Raw data below:
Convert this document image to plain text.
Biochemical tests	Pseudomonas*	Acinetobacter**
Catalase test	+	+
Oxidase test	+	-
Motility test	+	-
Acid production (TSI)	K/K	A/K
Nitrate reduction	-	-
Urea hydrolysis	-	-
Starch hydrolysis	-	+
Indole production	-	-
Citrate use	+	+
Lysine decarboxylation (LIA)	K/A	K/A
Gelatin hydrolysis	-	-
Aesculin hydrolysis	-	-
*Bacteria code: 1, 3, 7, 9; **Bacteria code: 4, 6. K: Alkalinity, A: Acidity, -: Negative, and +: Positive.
End of Raw data.
Task description: Filter the entries down to the lines holding the string "production". Copy each of those lines.

Expected answer:
Acid production (TSI)	K/K	A/K
Indole production	-	-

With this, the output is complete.